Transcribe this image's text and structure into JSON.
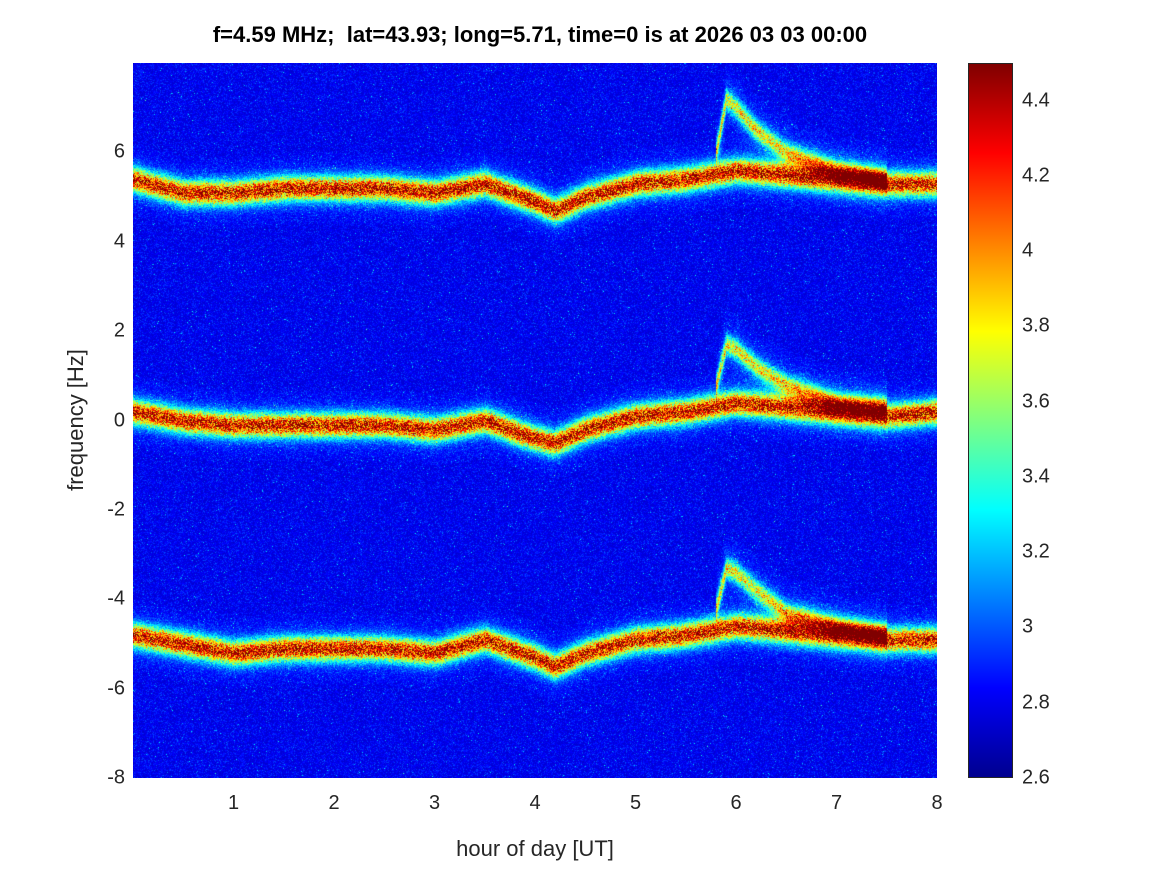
{
  "chart_data": {
    "type": "heatmap",
    "title": "f=4.59 MHz;  lat=43.93; long=5.71, time=0 is at 2026 03 03 00:00",
    "xlabel": "hour of day [UT]",
    "ylabel": "frequency [Hz]",
    "xlim": [
      0,
      8
    ],
    "ylim": [
      -8,
      8
    ],
    "xticks": [
      "1",
      "2",
      "3",
      "4",
      "5",
      "6",
      "7",
      "8"
    ],
    "yticks": [
      "-8",
      "-6",
      "-4",
      "-2",
      "0",
      "2",
      "4",
      "6"
    ],
    "colorbar": {
      "range": [
        2.6,
        4.5
      ],
      "ticks": [
        "2.6",
        "2.8",
        "3",
        "3.2",
        "3.4",
        "3.6",
        "3.8",
        "4",
        "4.2",
        "4.4"
      ],
      "colormap": "jet"
    },
    "traces": [
      {
        "name": "central",
        "hours": [
          0,
          0.5,
          1,
          1.5,
          2,
          2.5,
          3,
          3.5,
          4,
          4.2,
          4.5,
          5,
          5.5,
          6,
          6.5,
          7,
          7.5,
          8
        ],
        "freq": [
          0.2,
          0.0,
          -0.1,
          -0.1,
          -0.1,
          -0.1,
          -0.2,
          0.0,
          -0.4,
          -0.5,
          -0.2,
          0.1,
          0.2,
          0.4,
          0.3,
          0.2,
          0.1,
          0.2
        ]
      },
      {
        "name": "upper",
        "hours": [
          0,
          0.5,
          1,
          1.5,
          2,
          2.5,
          3,
          3.5,
          4,
          4.2,
          4.5,
          5,
          5.5,
          6,
          6.5,
          7,
          7.5,
          8
        ],
        "freq": [
          5.4,
          5.1,
          5.1,
          5.2,
          5.2,
          5.2,
          5.1,
          5.3,
          4.9,
          4.7,
          5.0,
          5.3,
          5.4,
          5.6,
          5.5,
          5.4,
          5.3,
          5.3
        ]
      },
      {
        "name": "lower",
        "hours": [
          0,
          0.5,
          1,
          1.5,
          2,
          2.5,
          3,
          3.5,
          4,
          4.2,
          4.5,
          5,
          5.5,
          6,
          6.5,
          7,
          7.5,
          8
        ],
        "freq": [
          -4.8,
          -5.0,
          -5.2,
          -5.1,
          -5.1,
          -5.1,
          -5.2,
          -4.9,
          -5.3,
          -5.5,
          -5.2,
          -4.9,
          -4.8,
          -4.6,
          -4.7,
          -4.8,
          -4.9,
          -4.9
        ]
      },
      {
        "name": "echo-central",
        "hours": [
          5.8,
          5.9,
          6.0,
          6.2,
          6.5,
          7.0,
          7.5
        ],
        "freq": [
          0.8,
          1.7,
          1.6,
          1.2,
          0.8,
          0.4,
          0.3
        ]
      },
      {
        "name": "echo-upper",
        "hours": [
          5.8,
          5.9,
          6.0,
          6.2,
          6.5,
          7.0,
          7.5
        ],
        "freq": [
          6.0,
          7.2,
          7.0,
          6.5,
          6.0,
          5.6,
          5.4
        ]
      },
      {
        "name": "echo-lower",
        "hours": [
          5.8,
          5.9,
          6.0,
          6.2,
          6.5,
          7.0,
          7.5
        ],
        "freq": [
          -4.2,
          -3.3,
          -3.4,
          -3.8,
          -4.3,
          -4.6,
          -4.8
        ]
      }
    ]
  }
}
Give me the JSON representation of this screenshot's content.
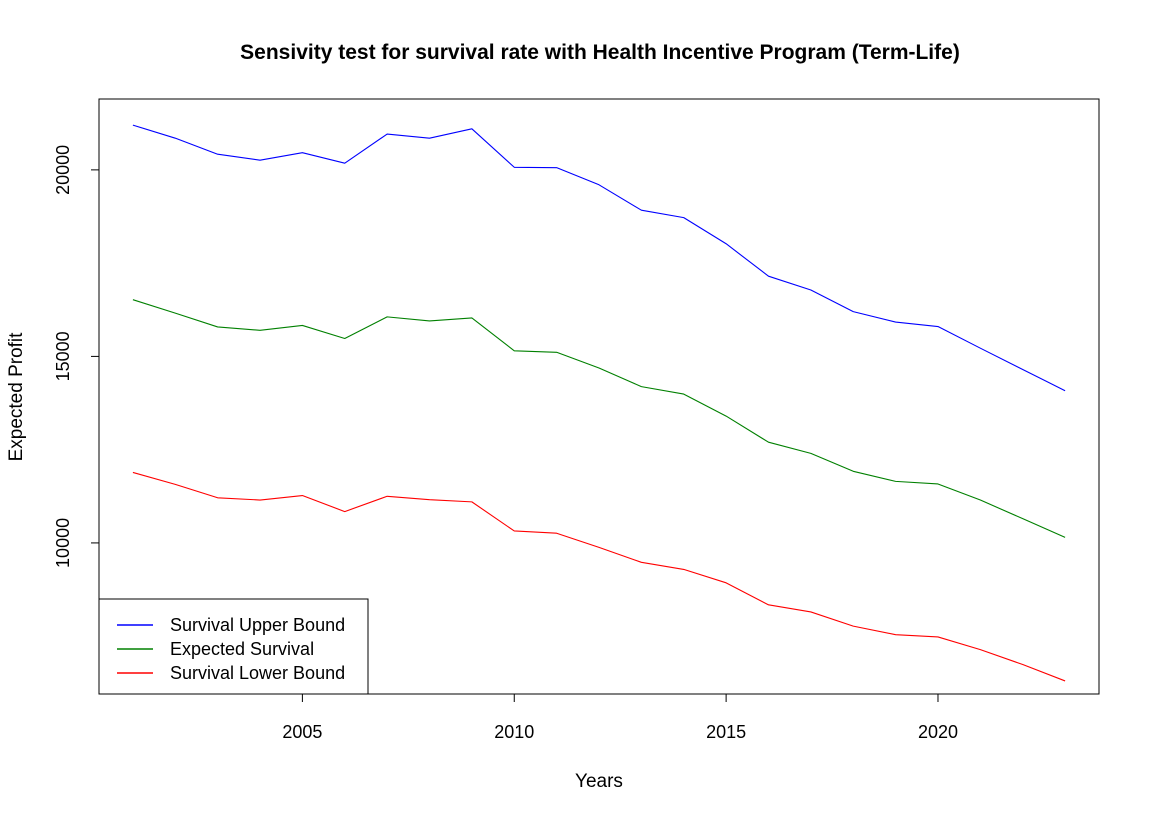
#####
* _The request_: Without including any pictures, reproduce the listing exactly.

* _The output_:
Transcribe this image's text and structure into JSON.
{
  "chart_data": {
    "type": "heatmap",
    "title": "f=4.59 MHz;  lat=43.93; long=5.71, time=0 is at 2026 03 03 00:00",
    "xlabel": "hour of day [UT]",
    "ylabel": "frequency [Hz]",
    "xlim": [
      0,
      8
    ],
    "ylim": [
      -8,
      8
    ],
    "xticks": [
      "1",
      "2",
      "3",
      "4",
      "5",
      "6",
      "7",
      "8"
    ],
    "yticks": [
      "-8",
      "-6",
      "-4",
      "-2",
      "0",
      "2",
      "4",
      "6"
    ],
    "colorbar": {
      "range": [
        2.6,
        4.5
      ],
      "ticks": [
        "2.6",
        "2.8",
        "3",
        "3.2",
        "3.4",
        "3.6",
        "3.8",
        "4",
        "4.2",
        "4.4"
      ],
      "colormap": "jet"
    },
    "traces": [
      {
        "name": "central",
        "hours": [
          0,
          0.5,
          1,
          1.5,
          2,
          2.5,
          3,
          3.5,
          4,
          4.2,
          4.5,
          5,
          5.5,
          6,
          6.5,
          7,
          7.5,
          8
        ],
        "freq": [
          0.2,
          0.0,
          -0.1,
          -0.1,
          -0.1,
          -0.1,
          -0.2,
          0.0,
          -0.4,
          -0.5,
          -0.2,
          0.1,
          0.2,
          0.4,
          0.3,
          0.2,
          0.1,
          0.2
        ]
      },
      {
        "name": "upper",
        "hours": [
          0,
          0.5,
          1,
          1.5,
          2,
          2.5,
          3,
          3.5,
          4,
          4.2,
          4.5,
          5,
          5.5,
          6,
          6.5,
          7,
          7.5,
          8
        ],
        "freq": [
          5.4,
          5.1,
          5.1,
          5.2,
          5.2,
          5.2,
          5.1,
          5.3,
          4.9,
          4.7,
          5.0,
          5.3,
          5.4,
          5.6,
          5.5,
          5.4,
          5.3,
          5.3
        ]
      },
      {
        "name": "lower",
        "hours": [
          0,
          0.5,
          1,
          1.5,
          2,
          2.5,
          3,
          3.5,
          4,
          4.2,
          4.5,
          5,
          5.5,
          6,
          6.5,
          7,
          7.5,
          8
        ],
        "freq": [
          -4.8,
          -5.0,
          -5.2,
          -5.1,
          -5.1,
          -5.1,
          -5.2,
          -4.9,
          -5.3,
          -5.5,
          -5.2,
          -4.9,
          -4.8,
          -4.6,
          -4.7,
          -4.8,
          -4.9,
          -4.9
        ]
      },
      {
        "name": "echo-central",
        "hours": [
          5.8,
          5.9,
          6.0,
          6.2,
          6.5,
          7.0,
          7.5
        ],
        "freq": [
          0.8,
          1.7,
          1.6,
          1.2,
          0.8,
          0.4,
          0.3
        ]
      },
      {
        "name": "echo-upper",
        "hours": [
          5.8,
          5.9,
          6.0,
          6.2,
          6.5,
          7.0,
          7.5
        ],
        "freq": [
          6.0,
          7.2,
          7.0,
          6.5,
          6.0,
          5.6,
          5.4
        ]
      },
      {
        "name": "echo-lower",
        "hours": [
          5.8,
          5.9,
          6.0,
          6.2,
          6.5,
          7.0,
          7.5
        ],
        "freq": [
          -4.2,
          -3.3,
          -3.4,
          -3.8,
          -4.3,
          -4.6,
          -4.8
        ]
      }
    ]
  }
}
Give me the JSON representation of this screenshot's content.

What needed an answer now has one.